[Begin]

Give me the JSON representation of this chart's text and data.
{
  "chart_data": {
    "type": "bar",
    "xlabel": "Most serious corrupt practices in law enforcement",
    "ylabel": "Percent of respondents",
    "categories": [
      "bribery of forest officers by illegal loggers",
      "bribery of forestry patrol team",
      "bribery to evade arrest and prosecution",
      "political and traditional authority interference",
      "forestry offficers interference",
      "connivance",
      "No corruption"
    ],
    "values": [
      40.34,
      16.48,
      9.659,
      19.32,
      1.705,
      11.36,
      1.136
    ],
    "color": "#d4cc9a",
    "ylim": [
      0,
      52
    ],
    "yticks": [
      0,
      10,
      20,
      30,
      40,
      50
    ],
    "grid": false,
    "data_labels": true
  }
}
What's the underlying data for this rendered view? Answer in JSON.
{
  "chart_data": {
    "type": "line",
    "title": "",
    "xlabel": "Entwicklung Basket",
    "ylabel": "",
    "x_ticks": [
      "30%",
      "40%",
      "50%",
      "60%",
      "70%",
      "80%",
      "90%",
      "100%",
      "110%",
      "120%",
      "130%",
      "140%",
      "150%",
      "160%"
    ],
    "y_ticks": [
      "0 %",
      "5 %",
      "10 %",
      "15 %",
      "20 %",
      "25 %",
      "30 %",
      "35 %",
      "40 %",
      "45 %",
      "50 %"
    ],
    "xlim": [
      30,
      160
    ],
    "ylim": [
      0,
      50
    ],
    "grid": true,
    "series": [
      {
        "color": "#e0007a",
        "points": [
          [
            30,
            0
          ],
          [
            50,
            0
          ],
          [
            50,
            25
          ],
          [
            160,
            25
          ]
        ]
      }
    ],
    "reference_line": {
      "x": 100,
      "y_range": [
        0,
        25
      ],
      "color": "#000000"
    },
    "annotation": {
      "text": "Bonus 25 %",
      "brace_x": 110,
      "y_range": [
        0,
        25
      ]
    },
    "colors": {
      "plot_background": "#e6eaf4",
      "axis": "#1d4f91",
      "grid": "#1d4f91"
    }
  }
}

[End]

Your goal: Return every line exactly.

Answer to the problem:
Give me the JSON representation of this chart's text and data.
{
  "chart_data": {
    "type": "bar",
    "xlabel": "Most serious corrupt practices in law enforcement",
    "ylabel": "Percent of respondents",
    "categories": [
      "bribery of forest officers by illegal loggers",
      "bribery of forestry patrol team",
      "bribery to evade arrest and prosecution",
      "political and traditional authority interference",
      "forestry offficers interference",
      "connivance",
      "No corruption"
    ],
    "values": [
      40.34,
      16.48,
      9.659,
      19.32,
      1.705,
      11.36,
      1.136
    ],
    "color": "#d4cc9a",
    "ylim": [
      0,
      52
    ],
    "yticks": [
      0,
      10,
      20,
      30,
      40,
      50
    ],
    "grid": false,
    "data_labels": true
  }
}
What's the underlying data for this rendered view? Answer in JSON.
{
  "chart_data": {
    "type": "line",
    "title": "",
    "xlabel": "Entwicklung Basket",
    "ylabel": "",
    "x_ticks": [
      "30%",
      "40%",
      "50%",
      "60%",
      "70%",
      "80%",
      "90%",
      "100%",
      "110%",
      "120%",
      "130%",
      "140%",
      "150%",
      "160%"
    ],
    "y_ticks": [
      "0 %",
      "5 %",
      "10 %",
      "15 %",
      "20 %",
      "25 %",
      "30 %",
      "35 %",
      "40 %",
      "45 %",
      "50 %"
    ],
    "xlim": [
      30,
      160
    ],
    "ylim": [
      0,
      50
    ],
    "grid": true,
    "series": [
      {
        "color": "#e0007a",
        "points": [
          [
            30,
            0
          ],
          [
            50,
            0
          ],
          [
            50,
            25
          ],
          [
            160,
            25
          ]
        ]
      }
    ],
    "reference_line": {
      "x": 100,
      "y_range": [
        0,
        25
      ],
      "color": "#000000"
    },
    "annotation": {
      "text": "Bonus 25 %",
      "brace_x": 110,
      "y_range": [
        0,
        25
      ]
    },
    "colors": {
      "plot_background": "#e6eaf4",
      "axis": "#1d4f91",
      "grid": "#1d4f91"
    }
  }
}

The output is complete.